=== TASK STATEMENT ===
Only lines with the string "Beschreibung" are wanted. Pull them out of the data.

[Transcript data for document pages]
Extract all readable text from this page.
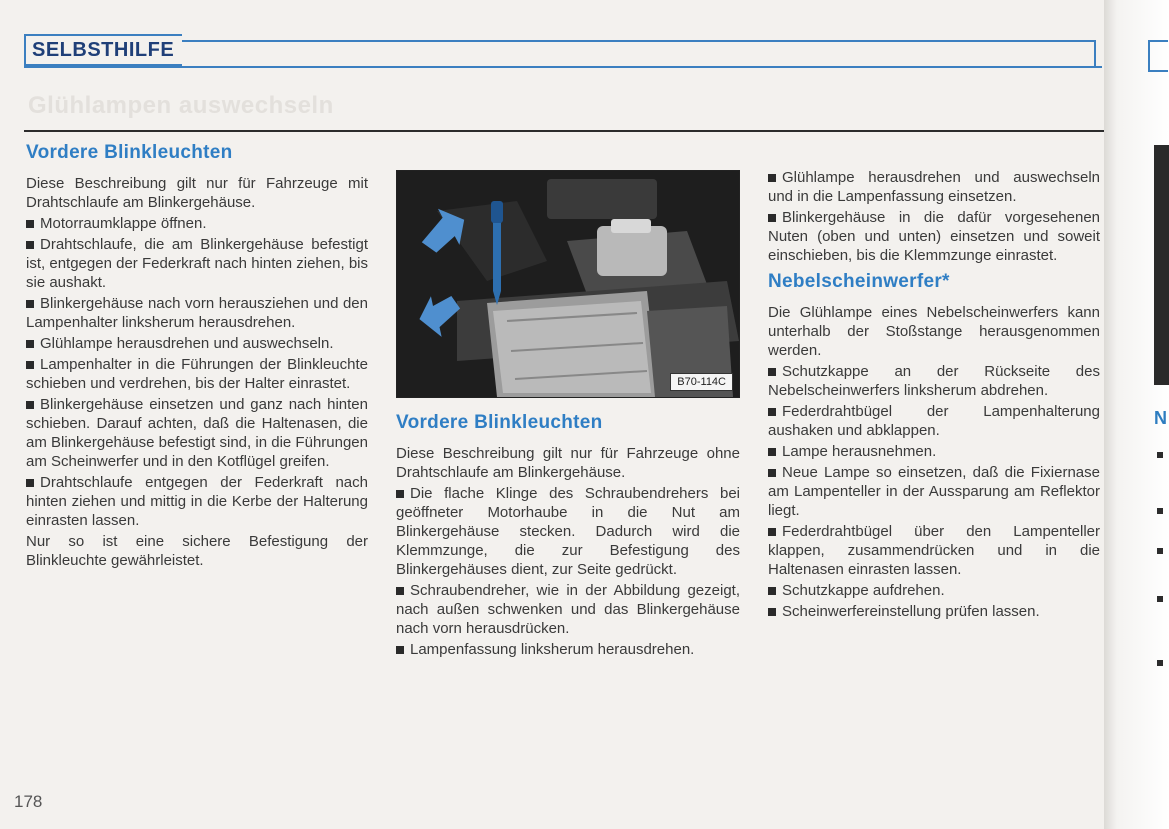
SELBSTHILFE
Glühlampen auswechseln
N
Vordere Blinkleuchten

Diese Beschreibung gilt nur für Fahrzeuge mit Drahtschlaufe am Blinkergehäuse.

Motorraumklappe öffnen.

Drahtschlaufe, die am Blinkergehäuse befestigt ist, entgegen der Federkraft nach hinten ziehen, bis sie aushakt.

Blinkergehäuse nach vorn herausziehen und den Lampenhalter linksherum herausdrehen.

Glühlampe herausdrehen und auswechseln.

Lampenhalter in die Führungen der Blinkleuchte schieben und verdrehen, bis der Halter einrastet.

Blinkergehäuse einsetzen und ganz nach hinten schieben. Darauf achten, daß die Haltenasen, die am Blinkergehäuse befestigt sind, in die Führungen am Scheinwerfer und in den Kotflügel greifen.

Drahtschlaufe entgegen der Federkraft nach hinten ziehen und mittig in die Kerbe der Halterung einrasten lassen.

Nur so ist eine sichere Befestigung der Blinkleuchte gewährleistet.

B70-114C
Vordere Blinkleuchten

Diese Beschreibung gilt nur für Fahrzeuge ohne Drahtschlaufe am Blinkergehäuse.

Die flache Klinge des Schraubendrehers bei geöffneter Motorhaube in die Nut am Blinkergehäuse stecken. Dadurch wird die Klemmzunge, die zur Befestigung des Blinkergehäuses dient, zur Seite gedrückt.

Schraubendreher, wie in der Abbildung gezeigt, nach außen schwenken und das Blinkergehäuse nach vorn herausdrücken.

Lampenfassung linksherum herausdrehen.

Glühlampe herausdrehen und auswechseln und in die Lampenfassung einsetzen.

Blinkergehäuse in die dafür vorgesehenen Nuten (oben und unten) einsetzen und soweit einschieben, bis die Klemmzunge einrastet.

Nebelscheinwerfer*

Die Glühlampe eines Nebelscheinwerfers kann unterhalb der Stoßstange herausgenommen werden.

Schutzkappe an der Rückseite des Nebelscheinwerfers linksherum abdrehen.

Federdrahtbügel der Lampenhalterung aushaken und abklappen.

Lampe herausnehmen.

Neue Lampe so einsetzen, daß die Fixiernase am Lampenteller in der Aussparung am Reflektor liegt.

Federdrahtbügel über den Lampenteller klappen, zusammendrücken und in die Haltenasen einrasten lassen.

Schutzkappe aufdrehen.

Scheinwerfereinstellung prüfen lassen.

178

=== RESPONSE TO THIS TASK ===
Diese Beschreibung gilt nur für Fahrzeuge mit Drahtschlaufe am Blinkergehäuse.
Diese Beschreibung gilt nur für Fahrzeuge ohne Drahtschlaufe am Blinkergehäuse.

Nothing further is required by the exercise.